[Problem to solve]:
Each record must be retyped in full. No character may differ.

[Stored data]:
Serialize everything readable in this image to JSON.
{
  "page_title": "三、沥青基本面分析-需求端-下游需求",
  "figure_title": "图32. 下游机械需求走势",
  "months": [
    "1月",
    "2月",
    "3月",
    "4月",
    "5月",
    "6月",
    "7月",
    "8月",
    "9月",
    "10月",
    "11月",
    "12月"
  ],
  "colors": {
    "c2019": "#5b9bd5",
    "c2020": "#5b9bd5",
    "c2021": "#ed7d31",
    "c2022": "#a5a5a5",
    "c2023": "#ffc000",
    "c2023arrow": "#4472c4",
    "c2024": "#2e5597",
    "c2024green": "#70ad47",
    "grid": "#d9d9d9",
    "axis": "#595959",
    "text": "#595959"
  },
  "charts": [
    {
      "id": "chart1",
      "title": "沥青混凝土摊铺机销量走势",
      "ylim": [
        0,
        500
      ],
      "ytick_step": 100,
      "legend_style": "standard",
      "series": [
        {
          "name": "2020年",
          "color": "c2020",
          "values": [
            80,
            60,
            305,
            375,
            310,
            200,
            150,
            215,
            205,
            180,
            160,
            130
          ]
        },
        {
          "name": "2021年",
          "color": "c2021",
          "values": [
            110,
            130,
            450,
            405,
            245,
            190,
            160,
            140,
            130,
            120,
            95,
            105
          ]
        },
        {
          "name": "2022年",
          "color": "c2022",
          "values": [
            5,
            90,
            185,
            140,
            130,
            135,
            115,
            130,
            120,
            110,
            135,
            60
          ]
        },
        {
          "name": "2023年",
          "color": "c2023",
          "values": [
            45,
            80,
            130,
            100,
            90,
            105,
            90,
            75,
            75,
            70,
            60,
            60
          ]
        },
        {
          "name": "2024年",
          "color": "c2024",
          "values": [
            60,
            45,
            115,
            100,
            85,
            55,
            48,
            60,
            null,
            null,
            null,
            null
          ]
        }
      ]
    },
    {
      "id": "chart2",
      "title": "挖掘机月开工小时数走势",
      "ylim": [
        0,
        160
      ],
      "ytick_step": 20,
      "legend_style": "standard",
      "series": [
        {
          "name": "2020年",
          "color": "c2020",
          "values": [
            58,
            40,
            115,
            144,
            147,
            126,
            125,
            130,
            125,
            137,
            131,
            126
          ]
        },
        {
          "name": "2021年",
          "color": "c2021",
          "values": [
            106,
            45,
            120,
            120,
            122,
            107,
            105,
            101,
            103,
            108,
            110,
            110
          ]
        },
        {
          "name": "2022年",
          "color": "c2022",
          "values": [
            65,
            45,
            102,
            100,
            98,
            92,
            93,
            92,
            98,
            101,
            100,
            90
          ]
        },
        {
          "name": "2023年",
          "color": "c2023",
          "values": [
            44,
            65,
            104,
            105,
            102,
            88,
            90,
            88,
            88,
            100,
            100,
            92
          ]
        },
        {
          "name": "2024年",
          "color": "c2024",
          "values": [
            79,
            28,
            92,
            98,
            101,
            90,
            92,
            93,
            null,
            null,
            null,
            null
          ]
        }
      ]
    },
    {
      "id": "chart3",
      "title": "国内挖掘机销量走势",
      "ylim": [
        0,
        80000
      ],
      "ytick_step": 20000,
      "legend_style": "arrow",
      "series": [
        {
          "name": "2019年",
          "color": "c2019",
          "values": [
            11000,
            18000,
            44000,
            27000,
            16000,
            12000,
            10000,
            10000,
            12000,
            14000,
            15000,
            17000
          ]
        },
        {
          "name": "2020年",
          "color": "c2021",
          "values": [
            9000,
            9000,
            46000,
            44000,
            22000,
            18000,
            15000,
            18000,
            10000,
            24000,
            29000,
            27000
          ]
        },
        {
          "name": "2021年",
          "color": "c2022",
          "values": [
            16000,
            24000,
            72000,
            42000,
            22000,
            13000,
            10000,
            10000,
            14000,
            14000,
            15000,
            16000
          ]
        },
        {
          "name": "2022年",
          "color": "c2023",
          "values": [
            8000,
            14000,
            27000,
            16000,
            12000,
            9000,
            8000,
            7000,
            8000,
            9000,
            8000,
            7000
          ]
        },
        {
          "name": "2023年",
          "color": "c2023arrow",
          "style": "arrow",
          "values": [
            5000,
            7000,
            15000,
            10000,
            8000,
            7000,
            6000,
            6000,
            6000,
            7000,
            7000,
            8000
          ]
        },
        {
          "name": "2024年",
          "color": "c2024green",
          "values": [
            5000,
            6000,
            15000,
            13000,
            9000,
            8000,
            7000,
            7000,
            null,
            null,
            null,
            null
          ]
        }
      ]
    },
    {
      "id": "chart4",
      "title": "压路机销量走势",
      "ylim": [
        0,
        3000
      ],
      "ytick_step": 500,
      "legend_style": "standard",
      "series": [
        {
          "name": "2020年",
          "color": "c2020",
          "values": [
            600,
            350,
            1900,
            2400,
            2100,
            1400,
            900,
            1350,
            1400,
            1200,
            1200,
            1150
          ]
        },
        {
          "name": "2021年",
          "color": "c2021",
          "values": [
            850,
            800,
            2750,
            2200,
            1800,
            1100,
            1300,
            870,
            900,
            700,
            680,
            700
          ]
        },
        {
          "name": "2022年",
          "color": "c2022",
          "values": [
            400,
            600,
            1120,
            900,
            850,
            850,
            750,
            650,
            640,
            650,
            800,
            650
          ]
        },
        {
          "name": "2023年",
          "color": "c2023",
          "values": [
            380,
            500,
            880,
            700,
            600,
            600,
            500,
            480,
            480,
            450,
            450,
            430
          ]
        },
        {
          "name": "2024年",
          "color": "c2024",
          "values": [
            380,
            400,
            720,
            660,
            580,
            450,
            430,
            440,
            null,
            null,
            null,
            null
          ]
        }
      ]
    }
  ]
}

[Correct result]:
Serialize everything readable in this image to JSON.
{
  "page_title": "三、沥青基本面分析-需求端-下游需求",
  "figure_title": "图32. 下游机械需求走势",
  "months": [
    "1月",
    "2月",
    "3月",
    "4月",
    "5月",
    "6月",
    "7月",
    "8月",
    "9月",
    "10月",
    "11月",
    "12月"
  ],
  "colors": {
    "c2019": "#5b9bd5",
    "c2020": "#5b9bd5",
    "c2021": "#ed7d31",
    "c2022": "#a5a5a5",
    "c2023": "#ffc000",
    "c2023arrow": "#4472c4",
    "c2024": "#2e5597",
    "c2024green": "#70ad47",
    "grid": "#d9d9d9",
    "axis": "#595959",
    "text": "#595959"
  },
  "charts": [
    {
      "id": "chart1",
      "title": "沥青混凝土摊铺机销量走势",
      "ylim": [
        0,
        500
      ],
      "ytick_step": 100,
      "legend_style": "standard",
      "series": [
        {
          "name": "2020年",
          "color": "c2020",
          "values": [
            80,
            60,
            305,
            375,
            310,
            200,
            150,
            215,
            205,
            180,
            160,
            130
          ]
        },
        {
          "name": "2021年",
          "color": "c2021",
          "values": [
            110,
            130,
            450,
            405,
            245,
            190,
            160,
            140,
            130,
            120,
            95,
            105
          ]
        },
        {
          "name": "2022年",
          "color": "c2022",
          "values": [
            5,
            90,
            185,
            140,
            130,
            135,
            115,
            130,
            120,
            110,
            135,
            60
          ]
        },
        {
          "name": "2023年",
          "color": "c2023",
          "values": [
            45,
            80,
            130,
            100,
            90,
            105,
            90,
            75,
            75,
            70,
            60,
            60
          ]
        },
        {
          "name": "2024年",
          "color": "c2024",
          "values": [
            60,
            45,
            115,
            100,
            85,
            55,
            48,
            60,
            null,
            null,
            null,
            null
          ]
        }
      ]
    },
    {
      "id": "chart2",
      "title": "挖掘机月开工小时数走势",
      "ylim": [
        0,
        160
      ],
      "ytick_step": 20,
      "legend_style": "standard",
      "series": [
        {
          "name": "2020年",
          "color": "c2020",
          "values": [
            58,
            40,
            115,
            144,
            147,
            126,
            125,
            130,
            125,
            137,
            131,
            126
          ]
        },
        {
          "name": "2021年",
          "color": "c2021",
          "values": [
            106,
            45,
            120,
            120,
            122,
            107,
            105,
            101,
            103,
            108,
            110,
            110
          ]
        },
        {
          "name": "2022年",
          "color": "c2022",
          "values": [
            65,
            45,
            102,
            100,
            98,
            92,
            93,
            92,
            98,
            101,
            100,
            90
          ]
        },
        {
          "name": "2023年",
          "color": "c2023",
          "values": [
            44,
            65,
            104,
            105,
            102,
            88,
            90,
            88,
            88,
            100,
            100,
            92
          ]
        },
        {
          "name": "2024年",
          "color": "c2024",
          "values": [
            79,
            28,
            92,
            98,
            101,
            90,
            92,
            93,
            null,
            null,
            null,
            null
          ]
        }
      ]
    },
    {
      "id": "chart3",
      "title": "国内挖掘机销量走势",
      "ylim": [
        0,
        80000
      ],
      "ytick_step": 20000,
      "legend_style": "arrow",
      "series": [
        {
          "name": "2019年",
          "color": "c2019",
          "values": [
            11000,
            18000,
            44000,
            27000,
            16000,
            12000,
            10000,
            10000,
            12000,
            14000,
            15000,
            17000
          ]
        },
        {
          "name": "2020年",
          "color": "c2021",
          "values": [
            9000,
            9000,
            46000,
            44000,
            22000,
            18000,
            15000,
            18000,
            10000,
            24000,
            29000,
            27000
          ]
        },
        {
          "name": "2021年",
          "color": "c2022",
          "values": [
            16000,
            24000,
            72000,
            42000,
            22000,
            13000,
            10000,
            10000,
            14000,
            14000,
            15000,
            16000
          ]
        },
        {
          "name": "2022年",
          "color": "c2023",
          "values": [
            8000,
            14000,
            27000,
            16000,
            12000,
            9000,
            8000,
            7000,
            8000,
            9000,
            8000,
            7000
          ]
        },
        {
          "name": "2023年",
          "color": "c2023arrow",
          "style": "arrow",
          "values": [
            5000,
            7000,
            15000,
            10000,
            8000,
            7000,
            6000,
            6000,
            6000,
            7000,
            7000,
            8000
          ]
        },
        {
          "name": "2024年",
          "color": "c2024green",
          "values": [
            5000,
            6000,
            15000,
            13000,
            9000,
            8000,
            7000,
            7000,
            null,
            null,
            null,
            null
          ]
        }
      ]
    },
    {
      "id": "chart4",
      "title": "压路机销量走势",
      "ylim": [
        0,
        3000
      ],
      "ytick_step": 500,
      "legend_style": "standard",
      "series": [
        {
          "name": "2020年",
          "color": "c2020",
          "values": [
            600,
            350,
            1900,
            2400,
            2100,
            1400,
            900,
            1350,
            1400,
            1200,
            1200,
            1150
          ]
        },
        {
          "name": "2021年",
          "color": "c2021",
          "values": [
            850,
            800,
            2750,
            2200,
            1800,
            1100,
            1300,
            870,
            900,
            700,
            680,
            700
          ]
        },
        {
          "name": "2022年",
          "color": "c2022",
          "values": [
            400,
            600,
            1120,
            900,
            850,
            850,
            750,
            650,
            640,
            650,
            800,
            650
          ]
        },
        {
          "name": "2023年",
          "color": "c2023",
          "values": [
            380,
            500,
            880,
            700,
            600,
            600,
            500,
            480,
            480,
            450,
            450,
            430
          ]
        },
        {
          "name": "2024年",
          "color": "c2024",
          "values": [
            380,
            400,
            720,
            660,
            580,
            450,
            430,
            440,
            null,
            null,
            null,
            null
          ]
        }
      ]
    }
  ]
}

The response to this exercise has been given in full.